[Source data]
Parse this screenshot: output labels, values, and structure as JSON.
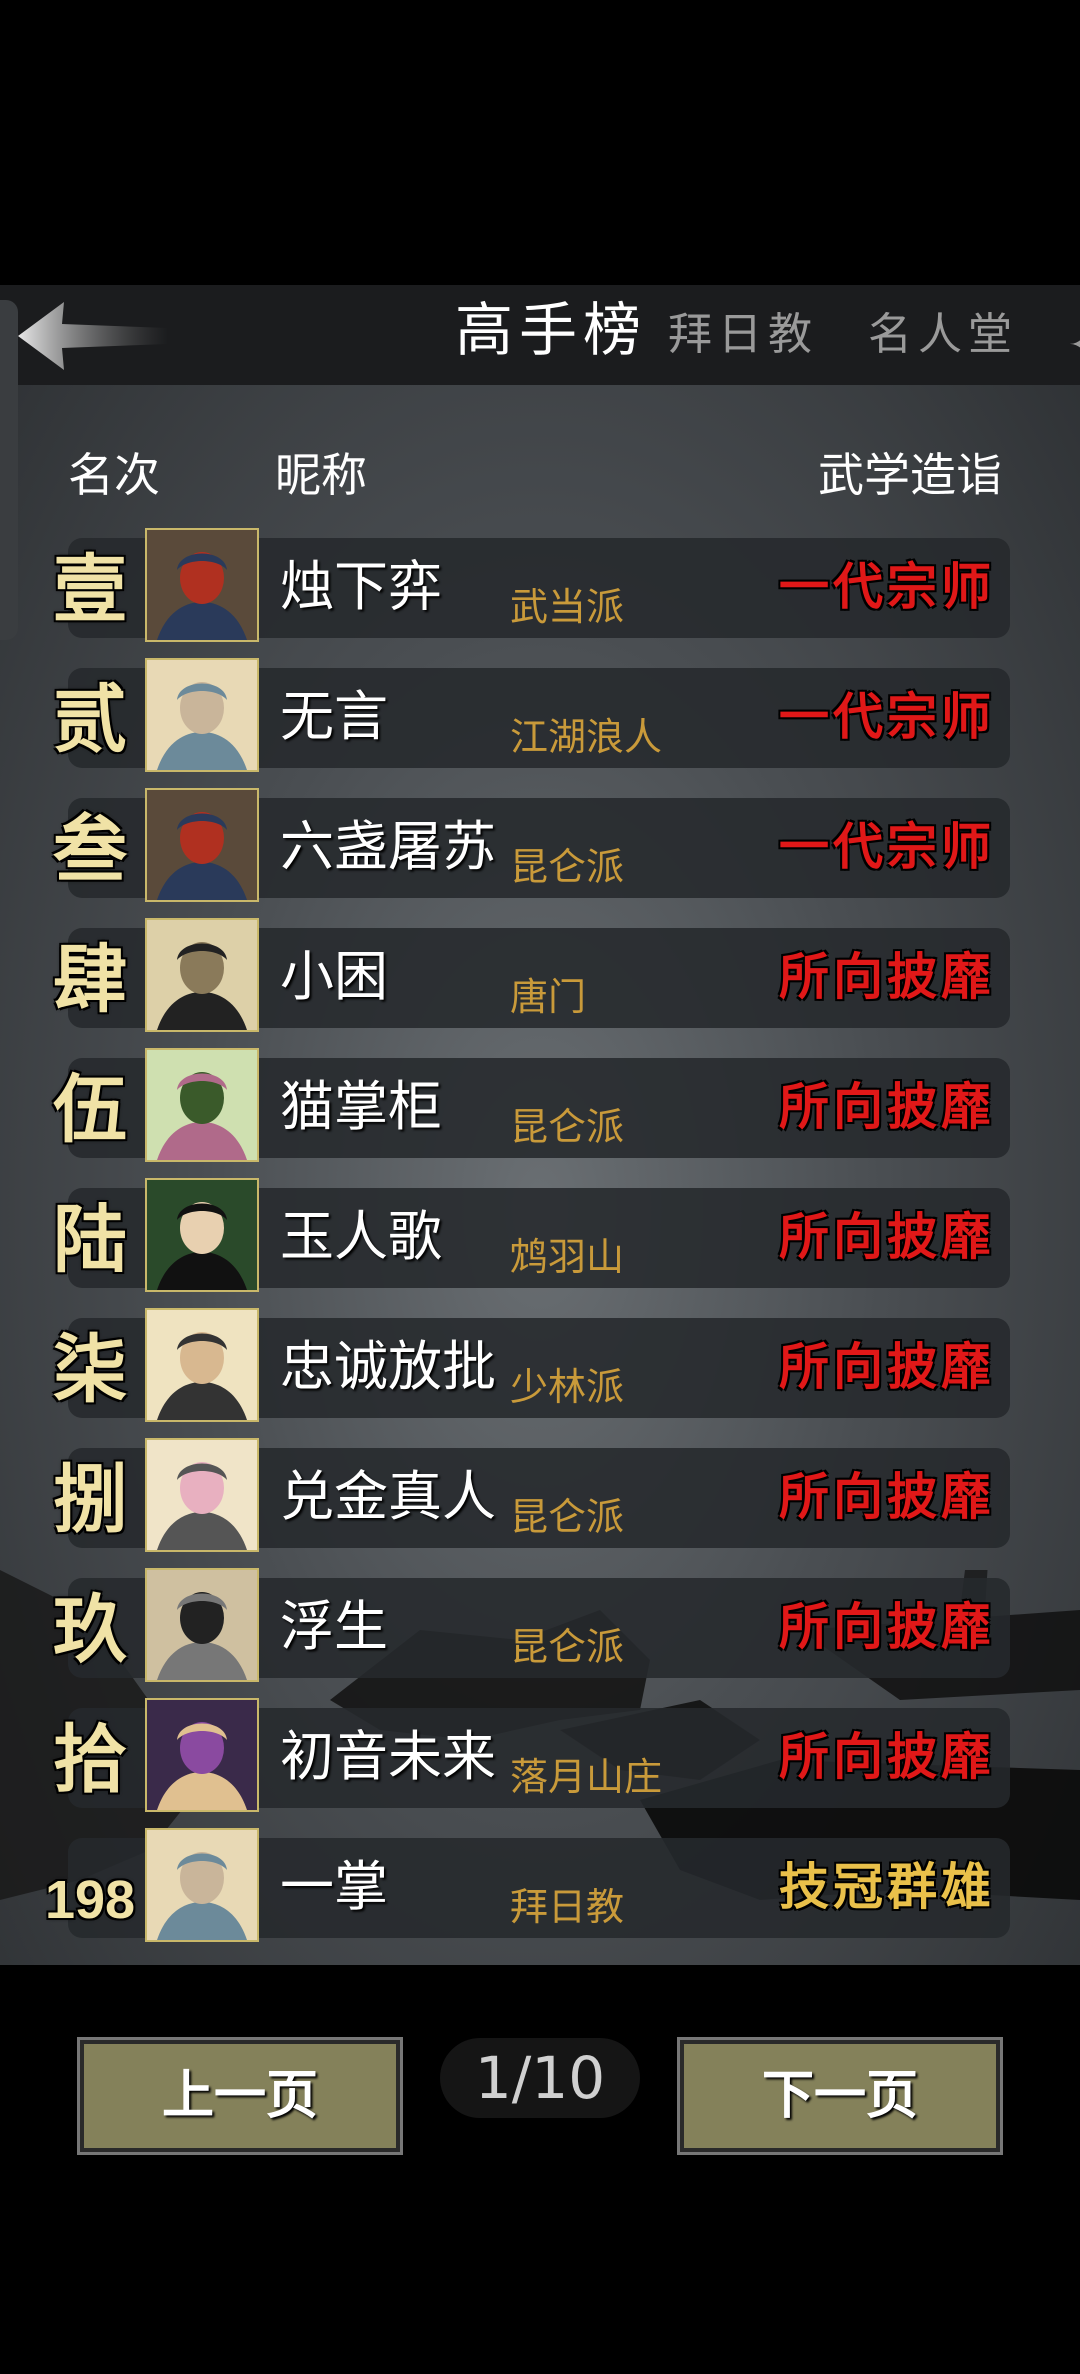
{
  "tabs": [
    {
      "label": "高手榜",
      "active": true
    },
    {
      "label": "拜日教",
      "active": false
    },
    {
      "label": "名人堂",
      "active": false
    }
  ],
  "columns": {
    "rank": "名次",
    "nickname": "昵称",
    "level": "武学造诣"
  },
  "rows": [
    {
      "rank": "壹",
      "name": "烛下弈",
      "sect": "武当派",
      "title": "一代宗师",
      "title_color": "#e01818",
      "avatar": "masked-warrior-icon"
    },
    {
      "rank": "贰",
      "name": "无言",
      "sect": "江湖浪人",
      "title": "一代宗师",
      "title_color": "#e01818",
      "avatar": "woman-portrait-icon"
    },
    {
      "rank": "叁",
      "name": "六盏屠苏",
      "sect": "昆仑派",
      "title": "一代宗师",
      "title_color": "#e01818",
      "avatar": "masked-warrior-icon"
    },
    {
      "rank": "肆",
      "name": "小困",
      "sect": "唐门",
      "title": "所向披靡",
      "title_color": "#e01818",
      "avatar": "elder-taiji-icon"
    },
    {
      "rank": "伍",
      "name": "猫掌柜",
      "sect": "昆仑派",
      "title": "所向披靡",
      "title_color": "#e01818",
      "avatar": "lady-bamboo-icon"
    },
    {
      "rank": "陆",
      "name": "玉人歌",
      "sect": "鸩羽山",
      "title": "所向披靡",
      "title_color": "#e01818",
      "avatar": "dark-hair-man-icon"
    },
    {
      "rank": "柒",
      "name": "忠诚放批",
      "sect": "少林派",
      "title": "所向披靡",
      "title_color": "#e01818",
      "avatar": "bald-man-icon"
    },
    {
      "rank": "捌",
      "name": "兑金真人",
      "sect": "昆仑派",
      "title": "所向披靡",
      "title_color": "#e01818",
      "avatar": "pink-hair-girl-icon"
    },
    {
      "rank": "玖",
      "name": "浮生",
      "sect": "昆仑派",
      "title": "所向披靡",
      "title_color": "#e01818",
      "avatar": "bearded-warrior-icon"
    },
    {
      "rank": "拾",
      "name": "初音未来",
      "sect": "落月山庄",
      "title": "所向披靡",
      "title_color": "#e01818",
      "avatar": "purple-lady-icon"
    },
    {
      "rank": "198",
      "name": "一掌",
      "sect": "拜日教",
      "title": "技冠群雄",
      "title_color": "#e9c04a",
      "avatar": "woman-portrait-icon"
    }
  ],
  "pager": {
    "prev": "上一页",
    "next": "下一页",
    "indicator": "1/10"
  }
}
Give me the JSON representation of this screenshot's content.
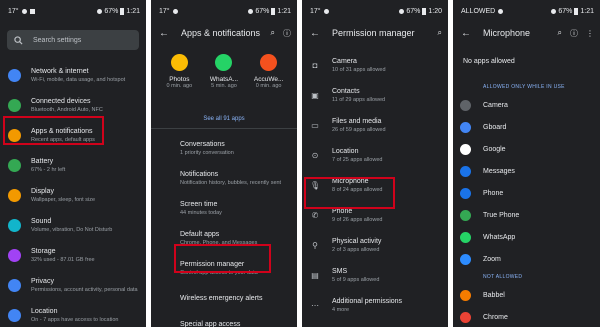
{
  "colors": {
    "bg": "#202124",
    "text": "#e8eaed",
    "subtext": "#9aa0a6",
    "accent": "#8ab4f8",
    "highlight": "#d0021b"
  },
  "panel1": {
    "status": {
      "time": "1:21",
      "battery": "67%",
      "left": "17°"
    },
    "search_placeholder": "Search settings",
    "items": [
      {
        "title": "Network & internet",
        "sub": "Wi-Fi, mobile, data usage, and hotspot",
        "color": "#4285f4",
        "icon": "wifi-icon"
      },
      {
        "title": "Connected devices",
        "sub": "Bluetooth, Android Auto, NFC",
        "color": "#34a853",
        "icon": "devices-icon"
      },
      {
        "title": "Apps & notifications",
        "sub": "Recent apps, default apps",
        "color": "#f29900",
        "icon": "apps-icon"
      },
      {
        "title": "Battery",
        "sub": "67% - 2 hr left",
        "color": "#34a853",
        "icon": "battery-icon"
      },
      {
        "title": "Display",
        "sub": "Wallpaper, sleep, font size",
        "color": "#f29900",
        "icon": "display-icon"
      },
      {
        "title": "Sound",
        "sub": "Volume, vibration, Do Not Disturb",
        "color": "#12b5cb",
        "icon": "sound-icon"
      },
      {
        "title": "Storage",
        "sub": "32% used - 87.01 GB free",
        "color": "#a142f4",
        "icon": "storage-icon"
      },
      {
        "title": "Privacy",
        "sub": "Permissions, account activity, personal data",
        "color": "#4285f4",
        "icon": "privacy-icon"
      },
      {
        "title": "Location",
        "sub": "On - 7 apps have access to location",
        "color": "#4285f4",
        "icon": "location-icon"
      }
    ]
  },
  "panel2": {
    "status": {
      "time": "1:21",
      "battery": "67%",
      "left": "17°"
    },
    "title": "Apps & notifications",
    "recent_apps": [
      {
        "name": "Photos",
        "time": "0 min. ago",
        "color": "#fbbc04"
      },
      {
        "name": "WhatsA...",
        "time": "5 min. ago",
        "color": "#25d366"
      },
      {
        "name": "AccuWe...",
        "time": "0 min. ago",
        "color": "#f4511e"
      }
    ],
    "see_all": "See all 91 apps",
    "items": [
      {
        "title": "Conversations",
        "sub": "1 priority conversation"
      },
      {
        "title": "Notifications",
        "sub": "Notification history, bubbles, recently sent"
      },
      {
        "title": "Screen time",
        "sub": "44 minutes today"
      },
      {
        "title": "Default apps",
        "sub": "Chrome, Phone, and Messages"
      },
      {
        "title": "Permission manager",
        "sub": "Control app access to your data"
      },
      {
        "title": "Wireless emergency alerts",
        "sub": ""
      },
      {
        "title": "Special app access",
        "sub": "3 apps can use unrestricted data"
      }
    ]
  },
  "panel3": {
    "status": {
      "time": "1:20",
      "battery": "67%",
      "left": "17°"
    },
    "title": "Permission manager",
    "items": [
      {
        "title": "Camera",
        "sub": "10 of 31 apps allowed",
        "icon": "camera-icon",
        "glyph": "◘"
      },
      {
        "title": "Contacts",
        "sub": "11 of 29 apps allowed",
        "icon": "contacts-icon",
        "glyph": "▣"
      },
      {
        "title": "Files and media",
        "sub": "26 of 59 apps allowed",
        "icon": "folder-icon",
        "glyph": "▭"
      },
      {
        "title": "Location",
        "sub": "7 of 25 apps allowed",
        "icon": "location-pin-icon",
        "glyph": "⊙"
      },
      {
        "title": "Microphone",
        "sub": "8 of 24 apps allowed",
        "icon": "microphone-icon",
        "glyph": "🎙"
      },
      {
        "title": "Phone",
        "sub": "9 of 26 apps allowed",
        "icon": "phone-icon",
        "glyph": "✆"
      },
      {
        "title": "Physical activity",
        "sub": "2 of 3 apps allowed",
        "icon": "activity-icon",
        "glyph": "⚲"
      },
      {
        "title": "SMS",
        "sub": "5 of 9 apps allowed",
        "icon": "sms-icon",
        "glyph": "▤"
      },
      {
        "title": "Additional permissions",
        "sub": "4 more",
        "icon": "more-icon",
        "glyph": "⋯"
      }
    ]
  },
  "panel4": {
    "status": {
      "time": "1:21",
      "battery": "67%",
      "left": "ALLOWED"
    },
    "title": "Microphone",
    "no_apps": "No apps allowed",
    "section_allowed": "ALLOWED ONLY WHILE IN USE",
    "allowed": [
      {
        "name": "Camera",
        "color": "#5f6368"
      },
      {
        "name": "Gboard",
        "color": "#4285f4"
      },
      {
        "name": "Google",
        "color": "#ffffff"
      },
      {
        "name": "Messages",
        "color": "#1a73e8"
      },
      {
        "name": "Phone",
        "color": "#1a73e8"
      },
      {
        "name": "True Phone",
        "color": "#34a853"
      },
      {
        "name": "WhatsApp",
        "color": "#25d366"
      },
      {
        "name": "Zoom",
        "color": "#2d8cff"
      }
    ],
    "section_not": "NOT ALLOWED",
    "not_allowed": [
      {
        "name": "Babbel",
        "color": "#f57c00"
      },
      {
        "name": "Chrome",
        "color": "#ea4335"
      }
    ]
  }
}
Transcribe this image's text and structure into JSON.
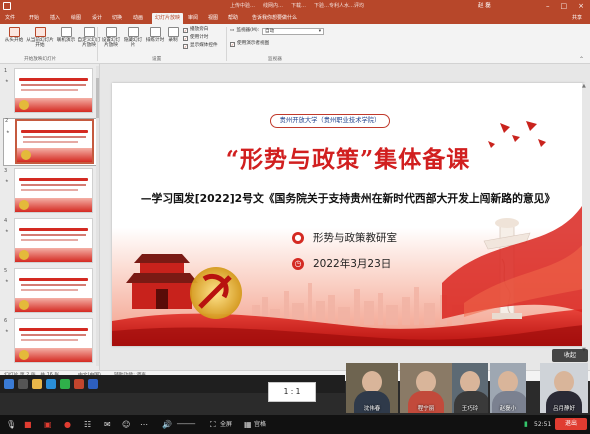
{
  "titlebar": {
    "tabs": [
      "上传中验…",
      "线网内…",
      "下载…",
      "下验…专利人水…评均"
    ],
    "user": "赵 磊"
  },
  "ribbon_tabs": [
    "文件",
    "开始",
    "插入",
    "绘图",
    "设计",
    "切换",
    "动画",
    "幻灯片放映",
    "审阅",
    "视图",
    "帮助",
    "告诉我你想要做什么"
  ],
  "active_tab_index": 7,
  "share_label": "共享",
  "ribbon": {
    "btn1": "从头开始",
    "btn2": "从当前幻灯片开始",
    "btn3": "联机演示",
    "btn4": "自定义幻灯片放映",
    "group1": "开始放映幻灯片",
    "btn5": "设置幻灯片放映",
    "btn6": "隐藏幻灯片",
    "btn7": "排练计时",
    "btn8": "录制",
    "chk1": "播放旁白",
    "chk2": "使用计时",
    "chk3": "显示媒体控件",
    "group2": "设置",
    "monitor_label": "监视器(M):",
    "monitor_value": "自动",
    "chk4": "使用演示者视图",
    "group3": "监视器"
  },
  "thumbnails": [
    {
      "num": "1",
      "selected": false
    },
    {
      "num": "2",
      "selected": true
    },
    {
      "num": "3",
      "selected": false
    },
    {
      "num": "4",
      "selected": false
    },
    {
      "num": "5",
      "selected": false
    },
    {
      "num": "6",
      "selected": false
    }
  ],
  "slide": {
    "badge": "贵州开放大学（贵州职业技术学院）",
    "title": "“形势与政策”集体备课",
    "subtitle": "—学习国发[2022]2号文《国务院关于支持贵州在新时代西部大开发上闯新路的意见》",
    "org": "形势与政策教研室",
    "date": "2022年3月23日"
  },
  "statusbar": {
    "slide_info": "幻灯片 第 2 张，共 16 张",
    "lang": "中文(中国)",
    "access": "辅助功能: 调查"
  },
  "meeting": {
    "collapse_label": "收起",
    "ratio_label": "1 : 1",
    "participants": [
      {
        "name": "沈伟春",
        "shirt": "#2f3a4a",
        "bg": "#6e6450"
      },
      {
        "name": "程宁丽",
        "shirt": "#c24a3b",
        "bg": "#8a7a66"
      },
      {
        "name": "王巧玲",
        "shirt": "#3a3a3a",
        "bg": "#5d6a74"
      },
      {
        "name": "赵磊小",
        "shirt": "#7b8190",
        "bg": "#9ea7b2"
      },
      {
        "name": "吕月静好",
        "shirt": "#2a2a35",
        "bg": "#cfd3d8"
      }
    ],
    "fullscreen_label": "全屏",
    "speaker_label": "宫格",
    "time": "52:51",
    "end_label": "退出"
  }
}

Work to do: Read through the entries and copy every line that includes "this".

Output of the task:
Parse this screenshot: output labels, values, and structure as JSON.
Give me the JSON representation of this screenshot's content.
Transcribe this image's text and structure into JSON.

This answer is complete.